What you need to do: Drop the pictures, then extract the listing word for word.

Provided data:
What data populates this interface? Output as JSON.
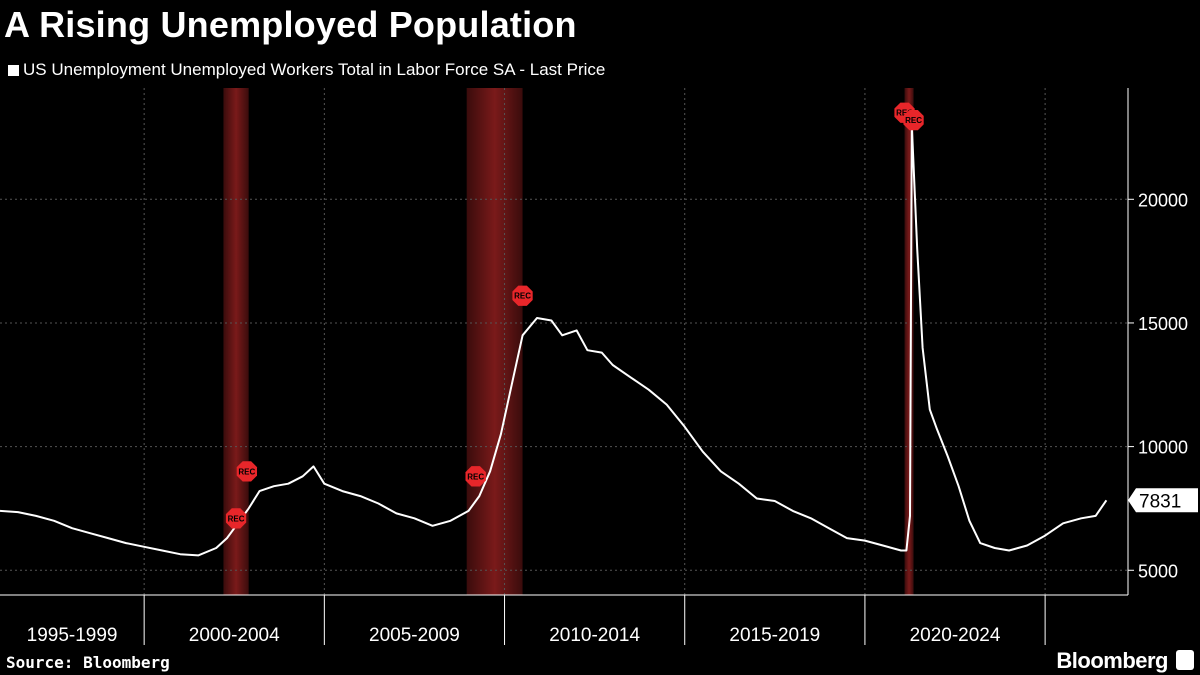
{
  "header": {
    "title": "A Rising Unemployed Population",
    "legend_label": "US Unemployment Unemployed Workers Total in Labor Force SA - Last Price"
  },
  "footer": {
    "source": "Source: Bloomberg",
    "brand": "Bloomberg"
  },
  "colors": {
    "background": "#000000",
    "line": "#ffffff",
    "recession_band": "#7a1a1a",
    "marker": "#e8262a",
    "grid": "#555555"
  },
  "chart_data": {
    "type": "line",
    "title": "A Rising Unemployed Population",
    "series": [
      {
        "name": "US Unemployment Unemployed Workers Total in Labor Force SA - Last Price",
        "points": [
          [
            1995.0,
            7400
          ],
          [
            1995.5,
            7350
          ],
          [
            1996.0,
            7200
          ],
          [
            1996.5,
            7000
          ],
          [
            1997.0,
            6700
          ],
          [
            1997.5,
            6500
          ],
          [
            1998.0,
            6300
          ],
          [
            1998.5,
            6100
          ],
          [
            1999.0,
            5950
          ],
          [
            1999.5,
            5800
          ],
          [
            2000.0,
            5650
          ],
          [
            2000.5,
            5600
          ],
          [
            2001.0,
            5900
          ],
          [
            2001.3,
            6300
          ],
          [
            2001.6,
            6900
          ],
          [
            2001.9,
            7500
          ],
          [
            2002.2,
            8200
          ],
          [
            2002.6,
            8400
          ],
          [
            2003.0,
            8500
          ],
          [
            2003.4,
            8800
          ],
          [
            2003.7,
            9200
          ],
          [
            2004.0,
            8500
          ],
          [
            2004.5,
            8200
          ],
          [
            2005.0,
            8000
          ],
          [
            2005.5,
            7700
          ],
          [
            2006.0,
            7300
          ],
          [
            2006.5,
            7100
          ],
          [
            2007.0,
            6800
          ],
          [
            2007.5,
            7000
          ],
          [
            2008.0,
            7400
          ],
          [
            2008.3,
            8000
          ],
          [
            2008.6,
            9000
          ],
          [
            2008.9,
            10500
          ],
          [
            2009.2,
            12500
          ],
          [
            2009.5,
            14500
          ],
          [
            2009.9,
            15200
          ],
          [
            2010.3,
            15100
          ],
          [
            2010.6,
            14500
          ],
          [
            2011.0,
            14700
          ],
          [
            2011.3,
            13900
          ],
          [
            2011.7,
            13800
          ],
          [
            2012.0,
            13300
          ],
          [
            2012.5,
            12800
          ],
          [
            2013.0,
            12300
          ],
          [
            2013.5,
            11700
          ],
          [
            2014.0,
            10800
          ],
          [
            2014.5,
            9800
          ],
          [
            2015.0,
            9000
          ],
          [
            2015.5,
            8500
          ],
          [
            2016.0,
            7900
          ],
          [
            2016.5,
            7800
          ],
          [
            2017.0,
            7400
          ],
          [
            2017.5,
            7100
          ],
          [
            2018.0,
            6700
          ],
          [
            2018.5,
            6300
          ],
          [
            2019.0,
            6200
          ],
          [
            2019.5,
            6000
          ],
          [
            2020.0,
            5800
          ],
          [
            2020.15,
            5800
          ],
          [
            2020.25,
            7200
          ],
          [
            2020.3,
            23000
          ],
          [
            2020.45,
            18000
          ],
          [
            2020.6,
            14000
          ],
          [
            2020.8,
            11500
          ],
          [
            2021.0,
            10700
          ],
          [
            2021.3,
            9600
          ],
          [
            2021.6,
            8400
          ],
          [
            2021.9,
            7000
          ],
          [
            2022.2,
            6100
          ],
          [
            2022.6,
            5900
          ],
          [
            2023.0,
            5800
          ],
          [
            2023.5,
            6000
          ],
          [
            2024.0,
            6400
          ],
          [
            2024.5,
            6900
          ],
          [
            2025.0,
            7100
          ],
          [
            2025.4,
            7200
          ],
          [
            2025.7,
            7831
          ]
        ]
      }
    ],
    "recessions": [
      {
        "start": 2001.2,
        "end": 2001.9
      },
      {
        "start": 2007.95,
        "end": 2009.5
      },
      {
        "start": 2020.1,
        "end": 2020.35
      }
    ],
    "rec_markers": [
      {
        "x": 2001.85,
        "y": 9000,
        "label": "REC"
      },
      {
        "x": 2001.55,
        "y": 7100,
        "label": "REC"
      },
      {
        "x": 2008.2,
        "y": 8800,
        "label": "REC"
      },
      {
        "x": 2009.5,
        "y": 16100,
        "label": "REC"
      },
      {
        "x": 2020.1,
        "y": 23500,
        "label": "REC"
      },
      {
        "x": 2020.35,
        "y": 23200,
        "label": "REC"
      }
    ],
    "x_category_labels": [
      "1995-1999",
      "2000-2004",
      "2005-2009",
      "2010-2014",
      "2015-2019",
      "2020-2024"
    ],
    "x_boundaries": [
      1999,
      2004,
      2009,
      2014,
      2019,
      2024
    ],
    "y_ticks": [
      5000,
      10000,
      15000,
      20000
    ],
    "ylim": [
      4000,
      24500
    ],
    "xlim": [
      1995,
      2026.3
    ],
    "last_value": "7831",
    "last_value_y": 7831,
    "grid": true
  }
}
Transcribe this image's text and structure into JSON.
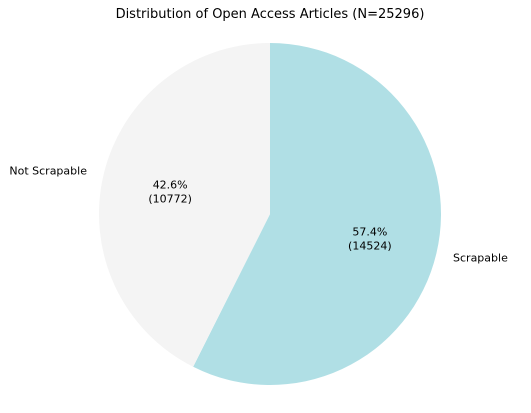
{
  "chart_data": {
    "type": "pie",
    "title": "Distribution of Open Access Articles (N=25296)",
    "categories": [
      "Scrapable",
      "Not Scrapable"
    ],
    "values": [
      14524,
      10772
    ],
    "percentages": [
      "57.4%",
      "42.6%"
    ],
    "counts": [
      "(14524)",
      "(10772)"
    ],
    "colors": [
      "#b0dfe5",
      "#f4f4f4"
    ],
    "start_angle": "top (12 o'clock), clockwise",
    "legend": "none"
  }
}
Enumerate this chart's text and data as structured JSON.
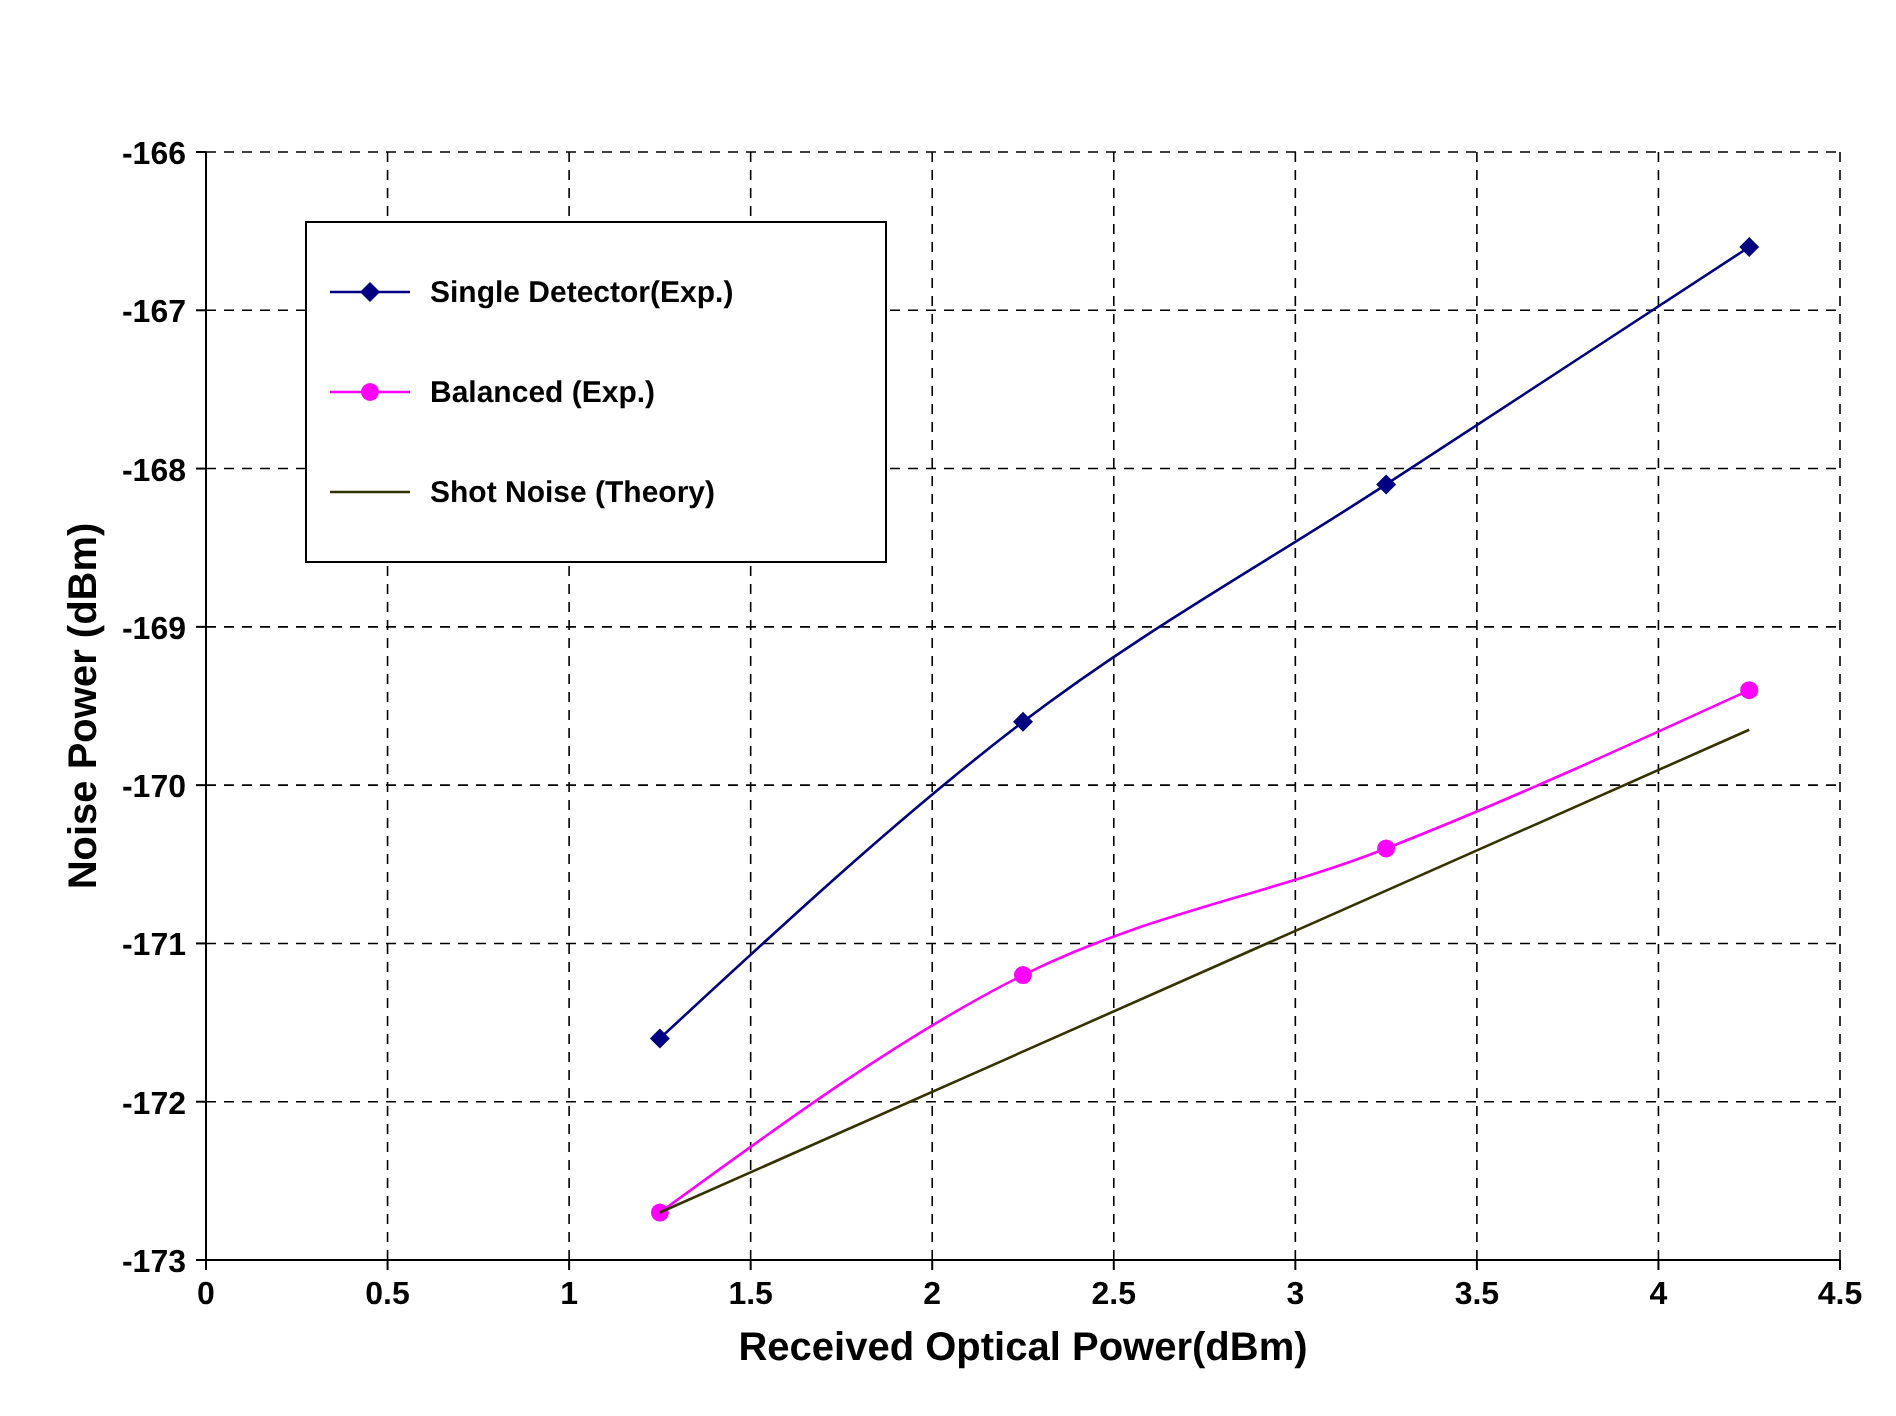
{
  "chart_data": {
    "type": "line",
    "xlabel": "Received Optical Power(dBm)",
    "ylabel": "Noise Power (dBm)",
    "x": [
      1.25,
      2.25,
      3.25,
      4.25
    ],
    "series": [
      {
        "name": "Single Detector(Exp.)",
        "color": "#000080",
        "marker": "diamond",
        "values": [
          -171.6,
          -169.6,
          -168.1,
          -166.6
        ]
      },
      {
        "name": "Balanced (Exp.)",
        "color": "#ff00ff",
        "marker": "circle",
        "values": [
          -172.7,
          -171.2,
          -170.4,
          -169.4
        ]
      },
      {
        "name": "Shot Noise (Theory)",
        "color": "#333300",
        "marker": "none",
        "x": [
          1.25,
          4.25
        ],
        "values": [
          -172.7,
          -169.65
        ]
      }
    ],
    "xlim": [
      0,
      4.5
    ],
    "xticks": [
      0,
      0.5,
      1,
      1.5,
      2,
      2.5,
      3,
      3.5,
      4,
      4.5
    ],
    "ylim": [
      -173,
      -166
    ],
    "yticks": [
      -173,
      -172,
      -171,
      -170,
      -169,
      -168,
      -167,
      -166
    ],
    "grid": true,
    "legend": "top left",
    "line_style": "solid"
  }
}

Correct answer:
What data populates this interface? Output as JSON.
{
  "header": {
    "title": "A Rising Unemployed Population",
    "legend_label": "US Unemployment Unemployed Workers Total in Labor Force SA - Last Price"
  },
  "footer": {
    "source": "Source: Bloomberg",
    "brand": "Bloomberg"
  },
  "colors": {
    "background": "#000000",
    "line": "#ffffff",
    "recession_band": "#7a1a1a",
    "marker": "#e8262a",
    "grid": "#555555"
  },
  "chart_data": {
    "type": "line",
    "title": "A Rising Unemployed Population",
    "series": [
      {
        "name": "US Unemployment Unemployed Workers Total in Labor Force SA - Last Price",
        "points": [
          [
            1995.0,
            7400
          ],
          [
            1995.5,
            7350
          ],
          [
            1996.0,
            7200
          ],
          [
            1996.5,
            7000
          ],
          [
            1997.0,
            6700
          ],
          [
            1997.5,
            6500
          ],
          [
            1998.0,
            6300
          ],
          [
            1998.5,
            6100
          ],
          [
            1999.0,
            5950
          ],
          [
            1999.5,
            5800
          ],
          [
            2000.0,
            5650
          ],
          [
            2000.5,
            5600
          ],
          [
            2001.0,
            5900
          ],
          [
            2001.3,
            6300
          ],
          [
            2001.6,
            6900
          ],
          [
            2001.9,
            7500
          ],
          [
            2002.2,
            8200
          ],
          [
            2002.6,
            8400
          ],
          [
            2003.0,
            8500
          ],
          [
            2003.4,
            8800
          ],
          [
            2003.7,
            9200
          ],
          [
            2004.0,
            8500
          ],
          [
            2004.5,
            8200
          ],
          [
            2005.0,
            8000
          ],
          [
            2005.5,
            7700
          ],
          [
            2006.0,
            7300
          ],
          [
            2006.5,
            7100
          ],
          [
            2007.0,
            6800
          ],
          [
            2007.5,
            7000
          ],
          [
            2008.0,
            7400
          ],
          [
            2008.3,
            8000
          ],
          [
            2008.6,
            9000
          ],
          [
            2008.9,
            10500
          ],
          [
            2009.2,
            12500
          ],
          [
            2009.5,
            14500
          ],
          [
            2009.9,
            15200
          ],
          [
            2010.3,
            15100
          ],
          [
            2010.6,
            14500
          ],
          [
            2011.0,
            14700
          ],
          [
            2011.3,
            13900
          ],
          [
            2011.7,
            13800
          ],
          [
            2012.0,
            13300
          ],
          [
            2012.5,
            12800
          ],
          [
            2013.0,
            12300
          ],
          [
            2013.5,
            11700
          ],
          [
            2014.0,
            10800
          ],
          [
            2014.5,
            9800
          ],
          [
            2015.0,
            9000
          ],
          [
            2015.5,
            8500
          ],
          [
            2016.0,
            7900
          ],
          [
            2016.5,
            7800
          ],
          [
            2017.0,
            7400
          ],
          [
            2017.5,
            7100
          ],
          [
            2018.0,
            6700
          ],
          [
            2018.5,
            6300
          ],
          [
            2019.0,
            6200
          ],
          [
            2019.5,
            6000
          ],
          [
            2020.0,
            5800
          ],
          [
            2020.15,
            5800
          ],
          [
            2020.25,
            7200
          ],
          [
            2020.3,
            23000
          ],
          [
            2020.45,
            18000
          ],
          [
            2020.6,
            14000
          ],
          [
            2020.8,
            11500
          ],
          [
            2021.0,
            10700
          ],
          [
            2021.3,
            9600
          ],
          [
            2021.6,
            8400
          ],
          [
            2021.9,
            7000
          ],
          [
            2022.2,
            6100
          ],
          [
            2022.6,
            5900
          ],
          [
            2023.0,
            5800
          ],
          [
            2023.5,
            6000
          ],
          [
            2024.0,
            6400
          ],
          [
            2024.5,
            6900
          ],
          [
            2025.0,
            7100
          ],
          [
            2025.4,
            7200
          ],
          [
            2025.7,
            7831
          ]
        ]
      }
    ],
    "recessions": [
      {
        "start": 2001.2,
        "end": 2001.9
      },
      {
        "start": 2007.95,
        "end": 2009.5
      },
      {
        "start": 2020.1,
        "end": 2020.35
      }
    ],
    "rec_markers": [
      {
        "x": 2001.85,
        "y": 9000,
        "label": "REC"
      },
      {
        "x": 2001.55,
        "y": 7100,
        "label": "REC"
      },
      {
        "x": 2008.2,
        "y": 8800,
        "label": "REC"
      },
      {
        "x": 2009.5,
        "y": 16100,
        "label": "REC"
      },
      {
        "x": 2020.1,
        "y": 23500,
        "label": "REC"
      },
      {
        "x": 2020.35,
        "y": 23200,
        "label": "REC"
      }
    ],
    "x_category_labels": [
      "1995-1999",
      "2000-2004",
      "2005-2009",
      "2010-2014",
      "2015-2019",
      "2020-2024"
    ],
    "x_boundaries": [
      1999,
      2004,
      2009,
      2014,
      2019,
      2024
    ],
    "y_ticks": [
      5000,
      10000,
      15000,
      20000
    ],
    "ylim": [
      4000,
      24500
    ],
    "xlim": [
      1995,
      2026.3
    ],
    "last_value": "7831",
    "last_value_y": 7831,
    "grid": true
  }
}
Transcribe this image's text and structure into JSON.
{
  "chart_data": {
    "type": "pie",
    "title": "Distribution of Open Access Articles (N=25296)",
    "categories": [
      "Scrapable",
      "Not Scrapable"
    ],
    "values": [
      14524,
      10772
    ],
    "percentages": [
      "57.4%",
      "42.6%"
    ],
    "counts": [
      "(14524)",
      "(10772)"
    ],
    "colors": [
      "#b0dfe5",
      "#f4f4f4"
    ],
    "start_angle": "top (12 o'clock), clockwise",
    "legend": "none"
  }
}
Enumerate this chart's text and data as structured JSON.
{
  "chart_data": {
    "type": "line",
    "xlabel": "Received Optical Power(dBm)",
    "ylabel": "Noise Power (dBm)",
    "x": [
      1.25,
      2.25,
      3.25,
      4.25
    ],
    "series": [
      {
        "name": "Single Detector(Exp.)",
        "color": "#000080",
        "marker": "diamond",
        "values": [
          -171.6,
          -169.6,
          -168.1,
          -166.6
        ]
      },
      {
        "name": "Balanced (Exp.)",
        "color": "#ff00ff",
        "marker": "circle",
        "values": [
          -172.7,
          -171.2,
          -170.4,
          -169.4
        ]
      },
      {
        "name": "Shot Noise (Theory)",
        "color": "#333300",
        "marker": "none",
        "x": [
          1.25,
          4.25
        ],
        "values": [
          -172.7,
          -169.65
        ]
      }
    ],
    "xlim": [
      0,
      4.5
    ],
    "xticks": [
      0,
      0.5,
      1,
      1.5,
      2,
      2.5,
      3,
      3.5,
      4,
      4.5
    ],
    "ylim": [
      -173,
      -166
    ],
    "yticks": [
      -173,
      -172,
      -171,
      -170,
      -169,
      -168,
      -167,
      -166
    ],
    "grid": true,
    "legend": "top left",
    "line_style": "solid"
  }
}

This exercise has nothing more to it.